GIVEN EXERCISE:
Report all lines holding "between".

DATA PROVIDED:
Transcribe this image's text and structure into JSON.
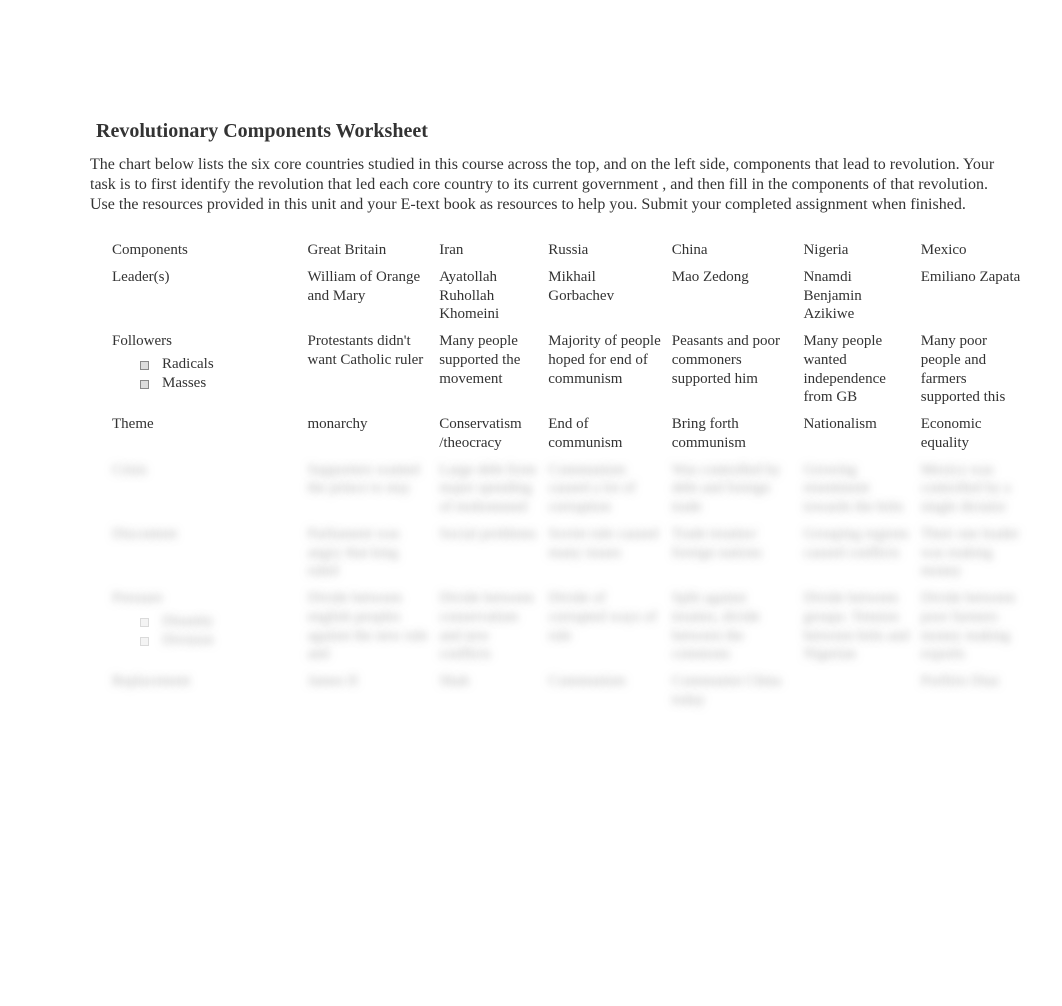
{
  "title": "Revolutionary Components Worksheet",
  "instructions": "The chart below lists the six core countries studied in this course across the top, and on the left side, components that lead to revolution. Your task is to first  identify the revolution that led each core country to its current government        , and then fill in the components of that revolution. Use the resources provided in this unit and your E-text book as resources to help you. Submit your completed assignment when finished.",
  "columns": [
    "Components",
    "Great Britain",
    "Iran",
    "Russia",
    "China",
    "Nigeria",
    "Mexico"
  ],
  "rows": {
    "leaders": {
      "label": "Leader(s)",
      "gb": "William of Orange and Mary",
      "iran": " Ayatollah Ruhollah Khomeini",
      "russia": " Mikhail Gorbachev",
      "china": " Mao Zedong",
      "nigeria": " Nnamdi Benjamin Azikiwe",
      "mexico": " Emiliano Zapata"
    },
    "followers": {
      "label": "Followers",
      "bullets": [
        "Radicals",
        "Masses"
      ],
      "gb": " Protestants didn't want Catholic ruler",
      "iran": "  Many people supported the movement",
      "russia": " Majority of people hoped for end of communism",
      "china": "  Peasants and poor commoners supported him",
      "nigeria": "Many people wanted independence from GB",
      "mexico": "  Many poor people and farmers supported this"
    },
    "theme": {
      "label": "Theme",
      "gb": " monarchy",
      "iran": "Conservatism /theocracy",
      "russia": " End of communism",
      "china": " Bring forth communism",
      "nigeria": " Nationalism",
      "mexico": " Economic equality"
    },
    "crisis": {
      "label": "Crisis",
      "gb": "Supporters wanted the prince to stay",
      "iran": "Large debt from major spending of mohommed",
      "russia": "Communism caused a lot of corruption",
      "china": "Was controlled by debt and foreign trade",
      "nigeria": "Growing resentment towards the brits",
      "mexico": "Mexico was controlled by a single dictator"
    },
    "discontent": {
      "label": "Discontent",
      "gb": "Parliament was angry that king ruled",
      "iran": " Social problems",
      "russia": " Soviet rule caused many issues",
      "china": "Trade treaties/ foreign nations",
      "nigeria": " Grouping regions caused conflicts",
      "mexico": "Their one leader was making money"
    },
    "pressure": {
      "label": "Pressure",
      "bullets": [
        "Disunity",
        "Division"
      ],
      "gb": "Divide between english peoples against the new rule and",
      "iran": "Divide between conservatism and new conflicts",
      "russia": " Divide of corrupted ways of rule",
      "china": " Split against treaties, divide between the commons",
      "nigeria": "Divide between groups. Tension between brits and Nigerian",
      "mexico": " Divide between poor farmers money making exports"
    },
    "replacement": {
      "label": "Replacement",
      "gb": " James II",
      "iran": " Shah",
      "russia": " Communism",
      "china": " Communist China today",
      "nigeria": "",
      "mexico": " Porfirio Diaz"
    }
  }
}
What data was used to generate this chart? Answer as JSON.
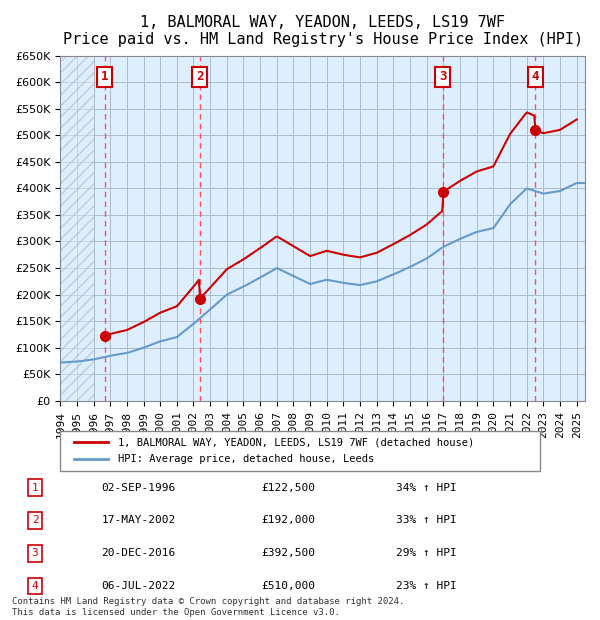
{
  "title": "1, BALMORAL WAY, YEADON, LEEDS, LS19 7WF",
  "subtitle": "Price paid vs. HM Land Registry's House Price Index (HPI)",
  "legend_line1": "1, BALMORAL WAY, YEADON, LEEDS, LS19 7WF (detached house)",
  "legend_line2": "HPI: Average price, detached house, Leeds",
  "transactions": [
    {
      "num": 1,
      "date": "02-SEP-1996",
      "year": 1996.67,
      "price": 122500,
      "pct": "34% ↑ HPI"
    },
    {
      "num": 2,
      "date": "17-MAY-2002",
      "year": 2002.37,
      "price": 192000,
      "pct": "33% ↑ HPI"
    },
    {
      "num": 3,
      "date": "20-DEC-2016",
      "year": 2016.96,
      "price": 392500,
      "pct": "29% ↑ HPI"
    },
    {
      "num": 4,
      "date": "06-JUL-2022",
      "year": 2022.51,
      "price": 510000,
      "pct": "23% ↑ HPI"
    }
  ],
  "footer1": "Contains HM Land Registry data © Crown copyright and database right 2024.",
  "footer2": "This data is licensed under the Open Government Licence v3.0.",
  "red_line_color": "#cc0000",
  "blue_line_color": "#6699cc",
  "dashed_line_color": "#ff4444",
  "grid_color": "#aabbcc",
  "bg_color": "#ddeeff",
  "plot_bg": "#ffffff",
  "ylim": [
    0,
    650000
  ],
  "ytick_step": 50000,
  "xmin": 1994,
  "xmax": 2025.5
}
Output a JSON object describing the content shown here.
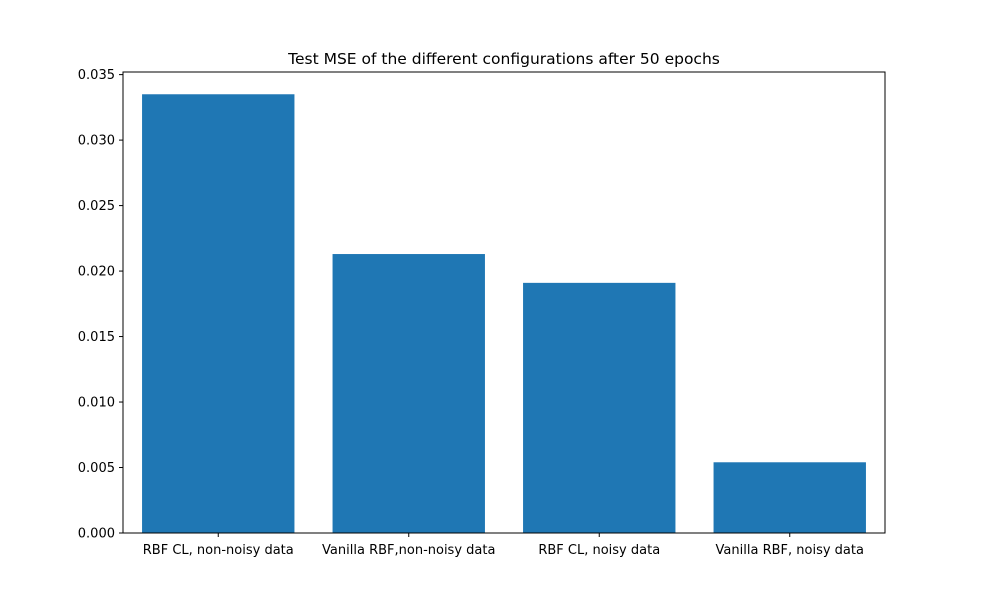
{
  "chart_data": {
    "type": "bar",
    "title": "Test MSE of the different configurations after 50 epochs",
    "xlabel": "",
    "ylabel": "",
    "categories": [
      "RBF CL, non-noisy data",
      "Vanilla RBF,non-noisy data",
      "RBF CL, noisy data",
      "Vanilla RBF, noisy data"
    ],
    "values": [
      0.0335,
      0.0213,
      0.0191,
      0.0054
    ],
    "ylim": [
      0,
      0.0352
    ],
    "yticks": [
      0.0,
      0.005,
      0.01,
      0.015,
      0.02,
      0.025,
      0.03,
      0.035
    ],
    "ytick_labels": [
      "0.000",
      "0.005",
      "0.010",
      "0.015",
      "0.020",
      "0.025",
      "0.030",
      "0.035"
    ],
    "bar_color": "#1f77b4",
    "grid": false,
    "legend": "none"
  }
}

TASK OUTPUT:
      "gb": "Divide between english peoples against the new rule and",
      "iran": "Divide between conservatism and new conflicts",
      "china": " Split against treaties, divide between the commons",
      "nigeria": "Divide between groups. Tension between brits and Nigerian",
      "mexico": " Divide between poor farmers money making exports"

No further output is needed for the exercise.